**Given task:** Omit every picture, then give all the entries again exactly.

"""

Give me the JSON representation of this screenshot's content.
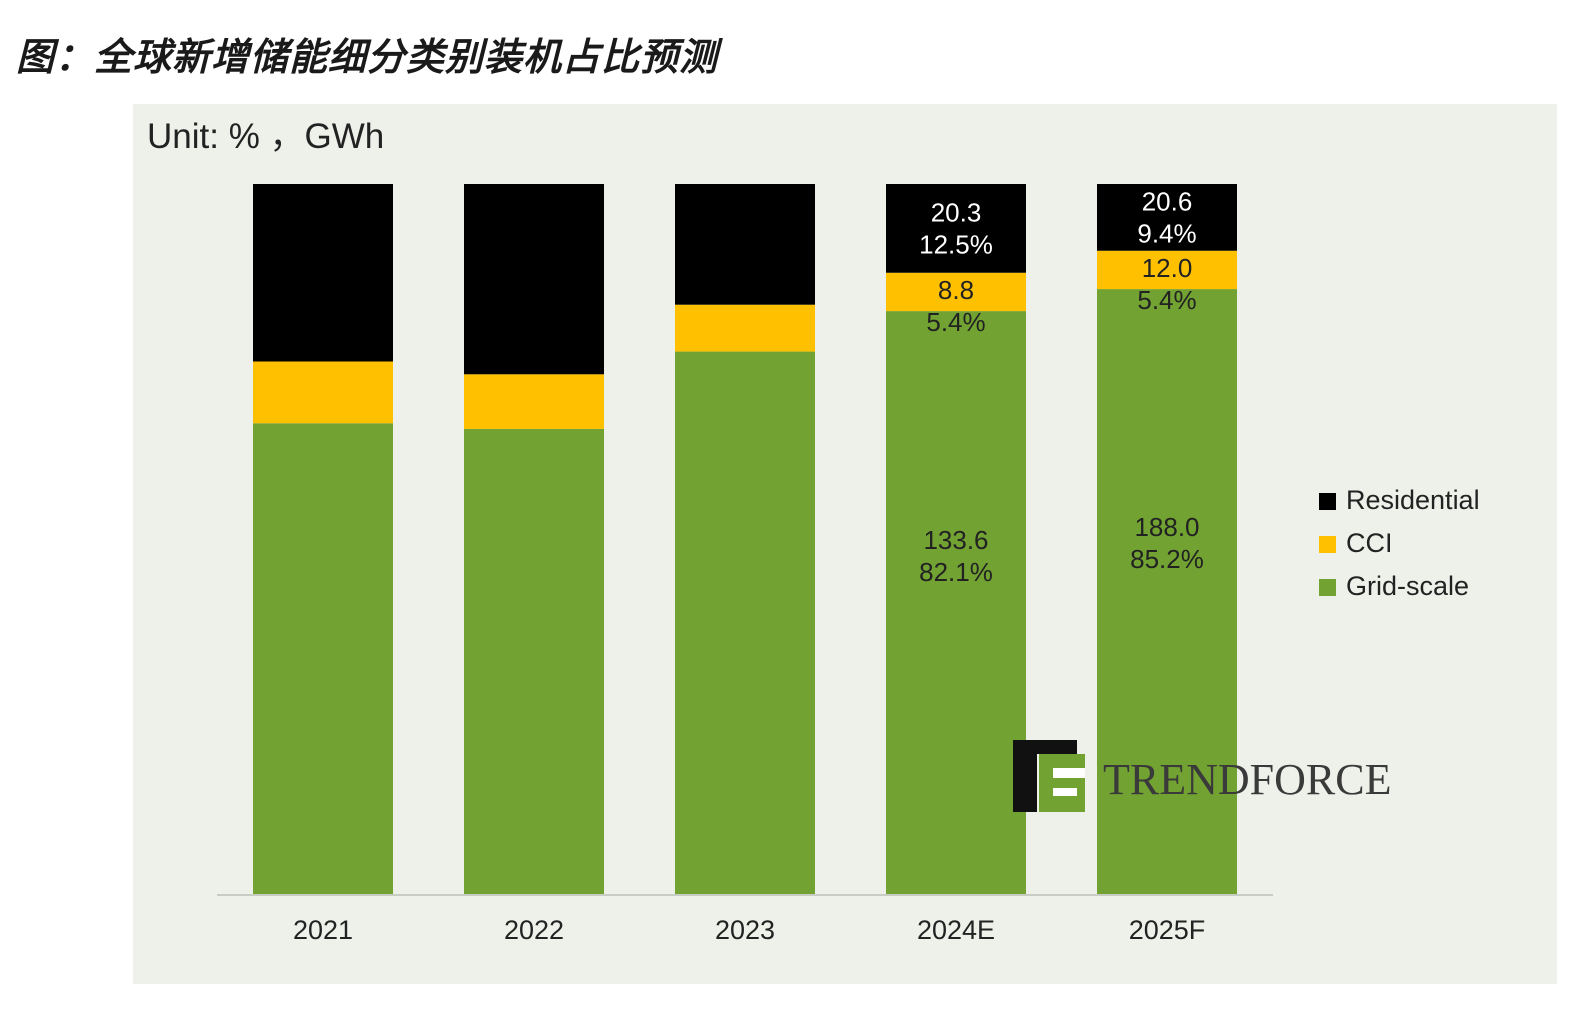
{
  "figure": {
    "title": "图：全球新增储能细分类别装机占比预测"
  },
  "colors": {
    "grid_scale": "#72a332",
    "cci": "#ffc000",
    "residential": "#000000",
    "panel_bg": "#eef1ea",
    "axis": "#c8cdc4",
    "text": "#222222"
  },
  "watermark": {
    "text": "TRENDFORCE"
  },
  "chart_data": {
    "type": "bar",
    "stacked": true,
    "normalized_percent": true,
    "unit_label": "Unit: % ，GWh",
    "categories": [
      "2021",
      "2022",
      "2023",
      "2024E",
      "2025F"
    ],
    "series": [
      {
        "name": "Grid-scale",
        "color": "#72a332",
        "values": [
          66.3,
          65.5,
          76.4,
          82.1,
          85.2
        ],
        "labels": [
          "",
          "",
          "",
          "133.6\n82.1%",
          "188.0\n85.2%"
        ]
      },
      {
        "name": "CCI",
        "color": "#ffc000",
        "values": [
          8.7,
          7.7,
          6.6,
          5.4,
          5.4
        ],
        "labels": [
          "",
          "",
          "",
          "8.8\n5.4%",
          "12.0\n5.4%"
        ]
      },
      {
        "name": "Residential",
        "color": "#000000",
        "values": [
          25.0,
          26.8,
          17.0,
          12.5,
          9.4
        ],
        "labels": [
          "",
          "",
          "",
          "20.3\n12.5%",
          "20.6\n9.4%"
        ]
      }
    ],
    "ylim": [
      0,
      100
    ],
    "grid": false,
    "legend": {
      "position": "right",
      "order": [
        "Residential",
        "CCI",
        "Grid-scale"
      ]
    }
  }
}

"""

**Final result:**
Give me the JSON representation of this screenshot's content.
{
  "figure": {
    "title": "图：全球新增储能细分类别装机占比预测"
  },
  "colors": {
    "grid_scale": "#72a332",
    "cci": "#ffc000",
    "residential": "#000000",
    "panel_bg": "#eef1ea",
    "axis": "#c8cdc4",
    "text": "#222222"
  },
  "watermark": {
    "text": "TRENDFORCE"
  },
  "chart_data": {
    "type": "bar",
    "stacked": true,
    "normalized_percent": true,
    "unit_label": "Unit: % ，GWh",
    "categories": [
      "2021",
      "2022",
      "2023",
      "2024E",
      "2025F"
    ],
    "series": [
      {
        "name": "Grid-scale",
        "color": "#72a332",
        "values": [
          66.3,
          65.5,
          76.4,
          82.1,
          85.2
        ],
        "labels": [
          "",
          "",
          "",
          "133.6\n82.1%",
          "188.0\n85.2%"
        ]
      },
      {
        "name": "CCI",
        "color": "#ffc000",
        "values": [
          8.7,
          7.7,
          6.6,
          5.4,
          5.4
        ],
        "labels": [
          "",
          "",
          "",
          "8.8\n5.4%",
          "12.0\n5.4%"
        ]
      },
      {
        "name": "Residential",
        "color": "#000000",
        "values": [
          25.0,
          26.8,
          17.0,
          12.5,
          9.4
        ],
        "labels": [
          "",
          "",
          "",
          "20.3\n12.5%",
          "20.6\n9.4%"
        ]
      }
    ],
    "ylim": [
      0,
      100
    ],
    "grid": false,
    "legend": {
      "position": "right",
      "order": [
        "Residential",
        "CCI",
        "Grid-scale"
      ]
    }
  }
}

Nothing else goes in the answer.